Collection entries

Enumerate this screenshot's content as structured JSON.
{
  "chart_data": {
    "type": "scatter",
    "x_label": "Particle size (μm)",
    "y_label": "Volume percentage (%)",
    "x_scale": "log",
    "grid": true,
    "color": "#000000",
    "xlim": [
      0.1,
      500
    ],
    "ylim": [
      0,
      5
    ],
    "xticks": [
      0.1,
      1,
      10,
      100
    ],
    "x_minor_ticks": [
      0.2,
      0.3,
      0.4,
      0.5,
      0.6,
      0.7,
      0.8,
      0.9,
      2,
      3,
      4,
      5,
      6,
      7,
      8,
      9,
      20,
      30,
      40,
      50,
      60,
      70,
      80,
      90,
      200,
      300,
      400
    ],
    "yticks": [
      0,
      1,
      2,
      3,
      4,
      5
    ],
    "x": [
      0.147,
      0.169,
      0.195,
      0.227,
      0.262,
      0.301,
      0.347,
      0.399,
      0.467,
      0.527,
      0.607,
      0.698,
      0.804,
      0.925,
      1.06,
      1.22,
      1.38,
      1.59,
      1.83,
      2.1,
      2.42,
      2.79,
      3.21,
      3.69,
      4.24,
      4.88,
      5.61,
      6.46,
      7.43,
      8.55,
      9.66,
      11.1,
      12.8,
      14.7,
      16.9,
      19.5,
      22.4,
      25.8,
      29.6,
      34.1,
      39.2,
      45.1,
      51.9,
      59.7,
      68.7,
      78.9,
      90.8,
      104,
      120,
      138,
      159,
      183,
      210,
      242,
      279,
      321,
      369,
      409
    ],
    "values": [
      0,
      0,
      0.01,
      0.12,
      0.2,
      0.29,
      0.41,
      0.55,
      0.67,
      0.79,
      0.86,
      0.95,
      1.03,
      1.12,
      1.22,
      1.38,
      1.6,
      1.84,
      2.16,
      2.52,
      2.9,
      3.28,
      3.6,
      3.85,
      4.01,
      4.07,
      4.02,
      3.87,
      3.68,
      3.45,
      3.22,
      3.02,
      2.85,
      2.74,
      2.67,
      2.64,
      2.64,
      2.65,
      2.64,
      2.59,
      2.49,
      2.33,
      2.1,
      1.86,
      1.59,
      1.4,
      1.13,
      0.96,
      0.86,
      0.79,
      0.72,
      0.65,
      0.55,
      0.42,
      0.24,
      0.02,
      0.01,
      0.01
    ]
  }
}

● Prompt: Take the listing above and write it out again exactly.

● Written solution:
Enumerate this screenshot's content as structured JSON.
{
  "chart_data": {
    "type": "scatter",
    "x_label": "Particle size (μm)",
    "y_label": "Volume percentage (%)",
    "x_scale": "log",
    "grid": true,
    "color": "#000000",
    "xlim": [
      0.1,
      500
    ],
    "ylim": [
      0,
      5
    ],
    "xticks": [
      0.1,
      1,
      10,
      100
    ],
    "x_minor_ticks": [
      0.2,
      0.3,
      0.4,
      0.5,
      0.6,
      0.7,
      0.8,
      0.9,
      2,
      3,
      4,
      5,
      6,
      7,
      8,
      9,
      20,
      30,
      40,
      50,
      60,
      70,
      80,
      90,
      200,
      300,
      400
    ],
    "yticks": [
      0,
      1,
      2,
      3,
      4,
      5
    ],
    "x": [
      0.147,
      0.169,
      0.195,
      0.227,
      0.262,
      0.301,
      0.347,
      0.399,
      0.467,
      0.527,
      0.607,
      0.698,
      0.804,
      0.925,
      1.06,
      1.22,
      1.38,
      1.59,
      1.83,
      2.1,
      2.42,
      2.79,
      3.21,
      3.69,
      4.24,
      4.88,
      5.61,
      6.46,
      7.43,
      8.55,
      9.66,
      11.1,
      12.8,
      14.7,
      16.9,
      19.5,
      22.4,
      25.8,
      29.6,
      34.1,
      39.2,
      45.1,
      51.9,
      59.7,
      68.7,
      78.9,
      90.8,
      104,
      120,
      138,
      159,
      183,
      210,
      242,
      279,
      321,
      369,
      409
    ],
    "values": [
      0,
      0,
      0.01,
      0.12,
      0.2,
      0.29,
      0.41,
      0.55,
      0.67,
      0.79,
      0.86,
      0.95,
      1.03,
      1.12,
      1.22,
      1.38,
      1.6,
      1.84,
      2.16,
      2.52,
      2.9,
      3.28,
      3.6,
      3.85,
      4.01,
      4.07,
      4.02,
      3.87,
      3.68,
      3.45,
      3.22,
      3.02,
      2.85,
      2.74,
      2.67,
      2.64,
      2.64,
      2.65,
      2.64,
      2.59,
      2.49,
      2.33,
      2.1,
      1.86,
      1.59,
      1.4,
      1.13,
      0.96,
      0.86,
      0.79,
      0.72,
      0.65,
      0.55,
      0.42,
      0.24,
      0.02,
      0.01,
      0.01
    ]
  }
}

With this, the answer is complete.